**What you need to do:**
Print all of the data exactly as written.

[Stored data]
★ ★ ★ ★ ★ ★ ★

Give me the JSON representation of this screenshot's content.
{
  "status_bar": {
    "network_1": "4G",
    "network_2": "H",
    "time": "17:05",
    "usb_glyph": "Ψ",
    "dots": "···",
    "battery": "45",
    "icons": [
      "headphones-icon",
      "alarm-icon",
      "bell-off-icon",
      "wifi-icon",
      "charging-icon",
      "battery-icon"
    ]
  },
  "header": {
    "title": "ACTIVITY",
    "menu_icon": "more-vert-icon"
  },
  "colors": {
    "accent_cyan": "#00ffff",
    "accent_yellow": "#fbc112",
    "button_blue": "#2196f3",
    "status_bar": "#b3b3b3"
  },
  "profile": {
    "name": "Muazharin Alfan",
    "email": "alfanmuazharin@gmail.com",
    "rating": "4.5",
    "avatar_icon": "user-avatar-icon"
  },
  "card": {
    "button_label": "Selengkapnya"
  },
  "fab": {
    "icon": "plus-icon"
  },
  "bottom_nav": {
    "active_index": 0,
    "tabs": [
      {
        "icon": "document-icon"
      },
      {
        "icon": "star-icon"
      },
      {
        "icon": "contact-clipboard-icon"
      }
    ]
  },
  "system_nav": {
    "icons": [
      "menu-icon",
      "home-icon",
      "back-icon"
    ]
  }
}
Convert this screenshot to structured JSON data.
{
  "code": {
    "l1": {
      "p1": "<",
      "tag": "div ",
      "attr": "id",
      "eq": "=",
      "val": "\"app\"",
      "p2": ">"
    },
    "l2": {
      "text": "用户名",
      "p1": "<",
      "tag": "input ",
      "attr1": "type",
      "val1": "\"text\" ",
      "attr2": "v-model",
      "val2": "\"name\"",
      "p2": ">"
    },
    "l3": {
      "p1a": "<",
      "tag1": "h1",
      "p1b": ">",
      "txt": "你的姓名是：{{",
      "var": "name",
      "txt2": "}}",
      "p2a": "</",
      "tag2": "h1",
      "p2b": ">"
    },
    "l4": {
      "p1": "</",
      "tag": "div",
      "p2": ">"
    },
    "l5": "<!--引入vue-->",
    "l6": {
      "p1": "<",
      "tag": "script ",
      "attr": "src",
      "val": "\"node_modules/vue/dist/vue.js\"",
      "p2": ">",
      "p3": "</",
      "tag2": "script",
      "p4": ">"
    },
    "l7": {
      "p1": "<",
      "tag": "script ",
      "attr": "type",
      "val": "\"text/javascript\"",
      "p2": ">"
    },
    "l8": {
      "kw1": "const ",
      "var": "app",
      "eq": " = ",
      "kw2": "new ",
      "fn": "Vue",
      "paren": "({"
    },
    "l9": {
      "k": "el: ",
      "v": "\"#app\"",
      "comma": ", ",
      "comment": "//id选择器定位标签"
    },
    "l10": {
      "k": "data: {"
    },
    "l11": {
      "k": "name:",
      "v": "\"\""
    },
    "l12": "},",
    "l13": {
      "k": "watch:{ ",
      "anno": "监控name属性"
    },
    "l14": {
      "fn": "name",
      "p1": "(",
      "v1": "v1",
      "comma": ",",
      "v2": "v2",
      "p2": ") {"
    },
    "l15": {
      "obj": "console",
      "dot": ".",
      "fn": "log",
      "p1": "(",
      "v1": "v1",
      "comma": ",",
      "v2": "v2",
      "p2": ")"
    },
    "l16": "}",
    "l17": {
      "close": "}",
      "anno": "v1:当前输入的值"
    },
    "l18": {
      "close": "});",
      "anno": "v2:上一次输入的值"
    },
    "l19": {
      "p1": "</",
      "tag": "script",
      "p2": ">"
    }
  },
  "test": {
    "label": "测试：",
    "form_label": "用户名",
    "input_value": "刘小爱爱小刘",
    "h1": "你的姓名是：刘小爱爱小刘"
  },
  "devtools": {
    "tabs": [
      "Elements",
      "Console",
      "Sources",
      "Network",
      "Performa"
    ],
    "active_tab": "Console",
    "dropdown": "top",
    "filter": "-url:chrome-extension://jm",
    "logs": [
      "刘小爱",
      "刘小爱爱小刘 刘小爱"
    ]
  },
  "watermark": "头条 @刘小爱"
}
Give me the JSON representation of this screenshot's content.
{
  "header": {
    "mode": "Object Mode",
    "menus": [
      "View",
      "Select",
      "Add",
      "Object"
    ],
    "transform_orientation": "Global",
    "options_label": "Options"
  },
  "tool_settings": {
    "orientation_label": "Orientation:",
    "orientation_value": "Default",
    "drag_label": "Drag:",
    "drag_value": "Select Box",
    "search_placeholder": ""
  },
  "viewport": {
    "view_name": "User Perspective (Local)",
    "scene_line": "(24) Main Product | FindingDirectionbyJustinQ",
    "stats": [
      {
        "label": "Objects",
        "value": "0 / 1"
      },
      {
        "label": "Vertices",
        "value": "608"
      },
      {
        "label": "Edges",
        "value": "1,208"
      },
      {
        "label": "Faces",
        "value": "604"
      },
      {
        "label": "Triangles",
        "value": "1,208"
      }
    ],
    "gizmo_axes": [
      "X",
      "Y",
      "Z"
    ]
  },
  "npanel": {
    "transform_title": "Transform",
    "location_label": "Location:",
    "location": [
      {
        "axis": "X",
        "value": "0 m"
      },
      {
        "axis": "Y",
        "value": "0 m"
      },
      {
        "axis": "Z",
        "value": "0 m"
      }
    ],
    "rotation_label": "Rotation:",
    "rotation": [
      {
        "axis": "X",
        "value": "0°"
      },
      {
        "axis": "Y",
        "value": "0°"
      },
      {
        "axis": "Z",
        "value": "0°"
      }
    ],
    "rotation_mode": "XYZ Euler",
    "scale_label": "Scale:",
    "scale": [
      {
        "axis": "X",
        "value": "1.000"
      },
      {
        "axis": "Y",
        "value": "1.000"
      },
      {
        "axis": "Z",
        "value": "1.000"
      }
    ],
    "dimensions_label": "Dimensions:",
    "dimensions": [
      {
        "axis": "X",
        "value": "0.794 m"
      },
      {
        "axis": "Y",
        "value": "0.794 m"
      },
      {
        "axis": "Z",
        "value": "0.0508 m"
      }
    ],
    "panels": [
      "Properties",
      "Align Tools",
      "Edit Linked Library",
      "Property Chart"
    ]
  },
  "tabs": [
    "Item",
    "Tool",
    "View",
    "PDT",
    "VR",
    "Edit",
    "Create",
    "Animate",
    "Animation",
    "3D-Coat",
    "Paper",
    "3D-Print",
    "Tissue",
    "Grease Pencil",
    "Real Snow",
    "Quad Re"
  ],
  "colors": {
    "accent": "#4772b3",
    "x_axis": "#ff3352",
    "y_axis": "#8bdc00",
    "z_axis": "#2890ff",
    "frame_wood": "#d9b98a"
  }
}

★ ★ ★ ★ ★ ★ ★

**Solution for this exercise:**
Give me the JSON representation of this screenshot's content.
{
  "status_bar": {
    "network_1": "4G",
    "network_2": "H",
    "time": "17:05",
    "usb_glyph": "Ψ",
    "dots": "···",
    "battery": "45",
    "icons": [
      "headphones-icon",
      "alarm-icon",
      "bell-off-icon",
      "wifi-icon",
      "charging-icon",
      "battery-icon"
    ]
  },
  "header": {
    "title": "ACTIVITY",
    "menu_icon": "more-vert-icon"
  },
  "colors": {
    "accent_cyan": "#00ffff",
    "accent_yellow": "#fbc112",
    "button_blue": "#2196f3",
    "status_bar": "#b3b3b3"
  },
  "profile": {
    "name": "Muazharin Alfan",
    "email": "alfanmuazharin@gmail.com",
    "rating": "4.5",
    "avatar_icon": "user-avatar-icon"
  },
  "card": {
    "button_label": "Selengkapnya"
  },
  "fab": {
    "icon": "plus-icon"
  },
  "bottom_nav": {
    "active_index": 0,
    "tabs": [
      {
        "icon": "document-icon"
      },
      {
        "icon": "star-icon"
      },
      {
        "icon": "contact-clipboard-icon"
      }
    ]
  },
  "system_nav": {
    "icons": [
      "menu-icon",
      "home-icon",
      "back-icon"
    ]
  }
}
Convert this screenshot to structured JSON data.
{
  "code": {
    "l1": {
      "p1": "<",
      "tag": "div ",
      "attr": "id",
      "eq": "=",
      "val": "\"app\"",
      "p2": ">"
    },
    "l2": {
      "text": "用户名",
      "p1": "<",
      "tag": "input ",
      "attr1": "type",
      "val1": "\"text\" ",
      "attr2": "v-model",
      "val2": "\"name\"",
      "p2": ">"
    },
    "l3": {
      "p1a": "<",
      "tag1": "h1",
      "p1b": ">",
      "txt": "你的姓名是：{{",
      "var": "name",
      "txt2": "}}",
      "p2a": "</",
      "tag2": "h1",
      "p2b": ">"
    },
    "l4": {
      "p1": "</",
      "tag": "div",
      "p2": ">"
    },
    "l5": "<!--引入vue-->",
    "l6": {
      "p1": "<",
      "tag": "script ",
      "attr": "src",
      "val": "\"node_modules/vue/dist/vue.js\"",
      "p2": ">",
      "p3": "</",
      "tag2": "script",
      "p4": ">"
    },
    "l7": {
      "p1": "<",
      "tag": "script ",
      "attr": "type",
      "val": "\"text/javascript\"",
      "p2": ">"
    },
    "l8": {
      "kw1": "const ",
      "var": "app",
      "eq": " = ",
      "kw2": "new ",
      "fn": "Vue",
      "paren": "({"
    },
    "l9": {
      "k": "el: ",
      "v": "\"#app\"",
      "comma": ", ",
      "comment": "//id选择器定位标签"
    },
    "l10": {
      "k": "data: {"
    },
    "l11": {
      "k": "name:",
      "v": "\"\""
    },
    "l12": "},",
    "l13": {
      "k": "watch:{ ",
      "anno": "监控name属性"
    },
    "l14": {
      "fn": "name",
      "p1": "(",
      "v1": "v1",
      "comma": ",",
      "v2": "v2",
      "p2": ") {"
    },
    "l15": {
      "obj": "console",
      "dot": ".",
      "fn": "log",
      "p1": "(",
      "v1": "v1",
      "comma": ",",
      "v2": "v2",
      "p2": ")"
    },
    "l16": "}",
    "l17": {
      "close": "}",
      "anno": "v1:当前输入的值"
    },
    "l18": {
      "close": "});",
      "anno": "v2:上一次输入的值"
    },
    "l19": {
      "p1": "</",
      "tag": "script",
      "p2": ">"
    }
  },
  "test": {
    "label": "测试：",
    "form_label": "用户名",
    "input_value": "刘小爱爱小刘",
    "h1": "你的姓名是：刘小爱爱小刘"
  },
  "devtools": {
    "tabs": [
      "Elements",
      "Console",
      "Sources",
      "Network",
      "Performa"
    ],
    "active_tab": "Console",
    "dropdown": "top",
    "filter": "-url:chrome-extension://jm",
    "logs": [
      "刘小爱",
      "刘小爱爱小刘 刘小爱"
    ]
  },
  "watermark": "头条 @刘小爱"
}
Give me the JSON representation of this screenshot's content.
{
  "header": {
    "mode": "Object Mode",
    "menus": [
      "View",
      "Select",
      "Add",
      "Object"
    ],
    "transform_orientation": "Global",
    "options_label": "Options"
  },
  "tool_settings": {
    "orientation_label": "Orientation:",
    "orientation_value": "Default",
    "drag_label": "Drag:",
    "drag_value": "Select Box",
    "search_placeholder": ""
  },
  "viewport": {
    "view_name": "User Perspective (Local)",
    "scene_line": "(24) Main Product | FindingDirectionbyJustinQ",
    "stats": [
      {
        "label": "Objects",
        "value": "0 / 1"
      },
      {
        "label": "Vertices",
        "value": "608"
      },
      {
        "label": "Edges",
        "value": "1,208"
      },
      {
        "label": "Faces",
        "value": "604"
      },
      {
        "label": "Triangles",
        "value": "1,208"
      }
    ],
    "gizmo_axes": [
      "X",
      "Y",
      "Z"
    ]
  },
  "npanel": {
    "transform_title": "Transform",
    "location_label": "Location:",
    "location": [
      {
        "axis": "X",
        "value": "0 m"
      },
      {
        "axis": "Y",
        "value": "0 m"
      },
      {
        "axis": "Z",
        "value": "0 m"
      }
    ],
    "rotation_label": "Rotation:",
    "rotation": [
      {
        "axis": "X",
        "value": "0°"
      },
      {
        "axis": "Y",
        "value": "0°"
      },
      {
        "axis": "Z",
        "value": "0°"
      }
    ],
    "rotation_mode": "XYZ Euler",
    "scale_label": "Scale:",
    "scale": [
      {
        "axis": "X",
        "value": "1.000"
      },
      {
        "axis": "Y",
        "value": "1.000"
      },
      {
        "axis": "Z",
        "value": "1.000"
      }
    ],
    "dimensions_label": "Dimensions:",
    "dimensions": [
      {
        "axis": "X",
        "value": "0.794 m"
      },
      {
        "axis": "Y",
        "value": "0.794 m"
      },
      {
        "axis": "Z",
        "value": "0.0508 m"
      }
    ],
    "panels": [
      "Properties",
      "Align Tools",
      "Edit Linked Library",
      "Property Chart"
    ]
  },
  "tabs": [
    "Item",
    "Tool",
    "View",
    "PDT",
    "VR",
    "Edit",
    "Create",
    "Animate",
    "Animation",
    "3D-Coat",
    "Paper",
    "3D-Print",
    "Tissue",
    "Grease Pencil",
    "Real Snow",
    "Quad Re"
  ],
  "colors": {
    "accent": "#4772b3",
    "x_axis": "#ff3352",
    "y_axis": "#8bdc00",
    "z_axis": "#2890ff",
    "frame_wood": "#d9b98a"
  }
}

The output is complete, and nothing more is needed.